Work to do
Print out every record exactly as it appears.

— Start Data for this task —

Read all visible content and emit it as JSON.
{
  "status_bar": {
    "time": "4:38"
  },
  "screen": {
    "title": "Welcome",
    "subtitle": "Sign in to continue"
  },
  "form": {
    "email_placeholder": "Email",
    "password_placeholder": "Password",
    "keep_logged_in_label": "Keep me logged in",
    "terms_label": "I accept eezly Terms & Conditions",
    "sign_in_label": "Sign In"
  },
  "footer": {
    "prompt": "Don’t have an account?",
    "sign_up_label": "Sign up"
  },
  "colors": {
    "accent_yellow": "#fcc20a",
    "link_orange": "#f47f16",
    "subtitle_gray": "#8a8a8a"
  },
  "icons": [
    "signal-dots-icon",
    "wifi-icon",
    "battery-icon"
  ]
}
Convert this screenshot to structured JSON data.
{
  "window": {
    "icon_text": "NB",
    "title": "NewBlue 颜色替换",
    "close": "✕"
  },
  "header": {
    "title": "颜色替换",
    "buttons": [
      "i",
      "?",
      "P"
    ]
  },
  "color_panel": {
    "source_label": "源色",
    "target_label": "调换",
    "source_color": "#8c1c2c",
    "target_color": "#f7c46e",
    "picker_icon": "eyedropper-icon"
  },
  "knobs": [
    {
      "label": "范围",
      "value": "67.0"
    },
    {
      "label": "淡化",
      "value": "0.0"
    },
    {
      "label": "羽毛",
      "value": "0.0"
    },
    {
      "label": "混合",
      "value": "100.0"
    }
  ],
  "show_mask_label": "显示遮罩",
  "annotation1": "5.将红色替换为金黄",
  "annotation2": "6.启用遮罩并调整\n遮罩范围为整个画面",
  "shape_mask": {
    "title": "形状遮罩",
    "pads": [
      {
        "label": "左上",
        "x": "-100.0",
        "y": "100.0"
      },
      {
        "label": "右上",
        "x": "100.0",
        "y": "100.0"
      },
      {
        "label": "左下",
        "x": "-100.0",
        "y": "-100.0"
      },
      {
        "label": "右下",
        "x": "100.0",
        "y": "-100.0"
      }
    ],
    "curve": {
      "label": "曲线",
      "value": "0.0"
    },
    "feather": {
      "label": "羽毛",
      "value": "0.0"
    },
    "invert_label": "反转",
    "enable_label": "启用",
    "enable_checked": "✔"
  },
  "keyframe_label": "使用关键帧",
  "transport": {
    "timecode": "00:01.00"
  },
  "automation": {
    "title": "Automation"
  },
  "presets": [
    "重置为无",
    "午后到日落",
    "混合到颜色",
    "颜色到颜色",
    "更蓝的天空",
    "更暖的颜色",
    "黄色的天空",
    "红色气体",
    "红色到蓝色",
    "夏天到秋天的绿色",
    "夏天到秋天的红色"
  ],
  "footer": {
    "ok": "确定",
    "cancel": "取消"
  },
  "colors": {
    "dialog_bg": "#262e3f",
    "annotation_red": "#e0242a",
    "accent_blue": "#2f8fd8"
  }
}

— End Data for this task —

Exercise solution
Read all visible content and emit it as JSON.
{
  "status_bar": {
    "time": "4:38"
  },
  "screen": {
    "title": "Welcome",
    "subtitle": "Sign in to continue"
  },
  "form": {
    "email_placeholder": "Email",
    "password_placeholder": "Password",
    "keep_logged_in_label": "Keep me logged in",
    "terms_label": "I accept eezly Terms & Conditions",
    "sign_in_label": "Sign In"
  },
  "footer": {
    "prompt": "Don’t have an account?",
    "sign_up_label": "Sign up"
  },
  "colors": {
    "accent_yellow": "#fcc20a",
    "link_orange": "#f47f16",
    "subtitle_gray": "#8a8a8a"
  },
  "icons": [
    "signal-dots-icon",
    "wifi-icon",
    "battery-icon"
  ]
}
Convert this screenshot to structured JSON data.
{
  "window": {
    "icon_text": "NB",
    "title": "NewBlue 颜色替换",
    "close": "✕"
  },
  "header": {
    "title": "颜色替换",
    "buttons": [
      "i",
      "?",
      "P"
    ]
  },
  "color_panel": {
    "source_label": "源色",
    "target_label": "调换",
    "source_color": "#8c1c2c",
    "target_color": "#f7c46e",
    "picker_icon": "eyedropper-icon"
  },
  "knobs": [
    {
      "label": "范围",
      "value": "67.0"
    },
    {
      "label": "淡化",
      "value": "0.0"
    },
    {
      "label": "羽毛",
      "value": "0.0"
    },
    {
      "label": "混合",
      "value": "100.0"
    }
  ],
  "show_mask_label": "显示遮罩",
  "annotation1": "5.将红色替换为金黄",
  "annotation2": "6.启用遮罩并调整\n遮罩范围为整个画面",
  "shape_mask": {
    "title": "形状遮罩",
    "pads": [
      {
        "label": "左上",
        "x": "-100.0",
        "y": "100.0"
      },
      {
        "label": "右上",
        "x": "100.0",
        "y": "100.0"
      },
      {
        "label": "左下",
        "x": "-100.0",
        "y": "-100.0"
      },
      {
        "label": "右下",
        "x": "100.0",
        "y": "-100.0"
      }
    ],
    "curve": {
      "label": "曲线",
      "value": "0.0"
    },
    "feather": {
      "label": "羽毛",
      "value": "0.0"
    },
    "invert_label": "反转",
    "enable_label": "启用",
    "enable_checked": "✔"
  },
  "keyframe_label": "使用关键帧",
  "transport": {
    "timecode": "00:01.00"
  },
  "automation": {
    "title": "Automation"
  },
  "presets": [
    "重置为无",
    "午后到日落",
    "混合到颜色",
    "颜色到颜色",
    "更蓝的天空",
    "更暖的颜色",
    "黄色的天空",
    "红色气体",
    "红色到蓝色",
    "夏天到秋天的绿色",
    "夏天到秋天的红色"
  ],
  "footer": {
    "ok": "确定",
    "cancel": "取消"
  },
  "colors": {
    "dialog_bg": "#262e3f",
    "annotation_red": "#e0242a",
    "accent_blue": "#2f8fd8"
  }
}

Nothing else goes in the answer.